§ **GIVEN PROBLEM**:
Pull out each line of the data that includes the word "等的影子".
○ ○ ○ ○ ○
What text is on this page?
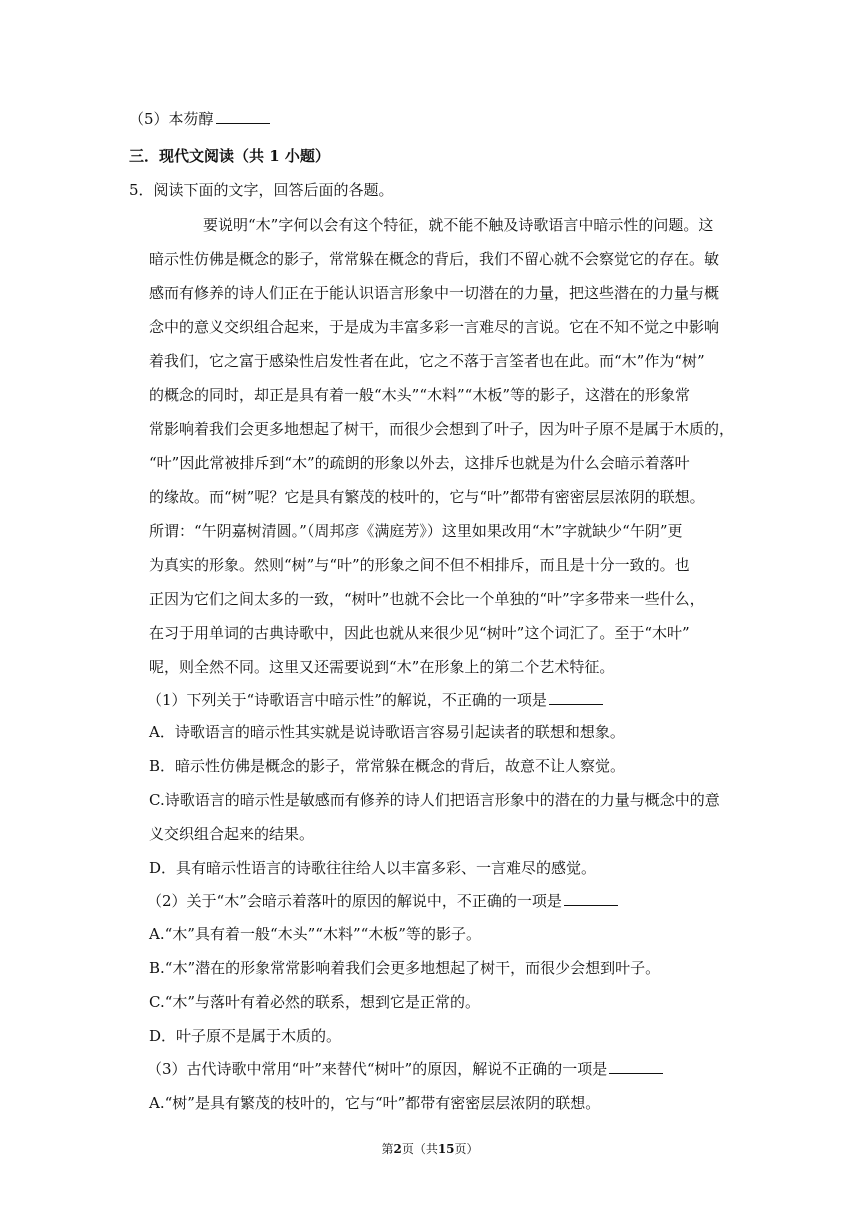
（5）本芴醇
三．现代文阅读（共 1 小题）
5．阅读下面的文字，回答后面的各题。
要说明“木”字何以会有这个特征，就不能不触及诗歌语言中暗示性的问题。这
暗示性仿佛是概念的影子，常常躲在概念的背后，我们不留心就不会察觉它的存在。敏
感而有修养的诗人们正在于能认识语言形象中一切潜在的力量，把这些潜在的力量与概
念中的意义交织组合起来，于是成为丰富多彩一言难尽的言说。它在不知不觉之中影响
着我们，它之富于感染性启发性者在此，它之不落于言筌者也在此。而“木”作为“树”
的概念的同时，却正是具有着一般“木头”“木料”“木板”等的影子，这潜在的形象常
常影响着我们会更多地想起了树干，而很少会想到了叶子，因为叶子原不是属于木质的，
“叶”因此常被排斥到“木”的疏朗的形象以外去，这排斥也就是为什么会暗示着落叶
的缘故。而“树”呢？它是具有繁茂的枝叶的，它与“叶”都带有密密层层浓阴的联想。
所谓：“午阴嘉树清圆。”（周邦彦《满庭芳》）这里如果改用“木”字就缺少“午阴”更
为真实的形象。然则“树”与“叶”的形象之间不但不相排斥，而且是十分一致的。也
正因为它们之间太多的一致，“树叶”也就不会比一个单独的“叶”字多带来一些什么，
在习于用单词的古典诗歌中，因此也就从来很少见“树叶”这个词汇了。至于“木叶”
呢，则全然不同。这里又还需要说到“木”在形象上的第二个艺术特征。
（1）下列关于“诗歌语言中暗示性”的解说，不正确的一项是
A．诗歌语言的暗示性其实就是说诗歌语言容易引起读者的联想和想象。
B．暗示性仿佛是概念的影子，常常躲在概念的背后，故意不让人察觉。
C.诗歌语言的暗示性是敏感而有修养的诗人们把语言形象中的潜在的力量与概念中的意
义交织组合起来的结果。
D．具有暗示性语言的诗歌往往给人以丰富多彩、一言难尽的感觉。
（2）关于“木”会暗示着落叶的原因的解说中，不正确的一项是
A.“木”具有着一般“木头”“木料”“木板”等的影子。
B.“木”潜在的形象常常影响着我们会更多地想起了树干，而很少会想到叶子。
C.“木”与落叶有着必然的联系，想到它是正常的。
D．叶子原不是属于木质的。
（3）古代诗歌中常用“叶”来替代“树叶”的原因，解说不正确的一项是
A.“树”是具有繁茂的枝叶的，它与“叶”都带有密密层层浓阴的联想。
第2页（共15页）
○ ○ ○ ○ ○
§ **EXPECTED OUTPUT**:
的概念的同时，却正是具有着一般“木头”“木料”“木板”等的影子，这潜在的形象常
A.“木”具有着一般“木头”“木料”“木板”等的影子。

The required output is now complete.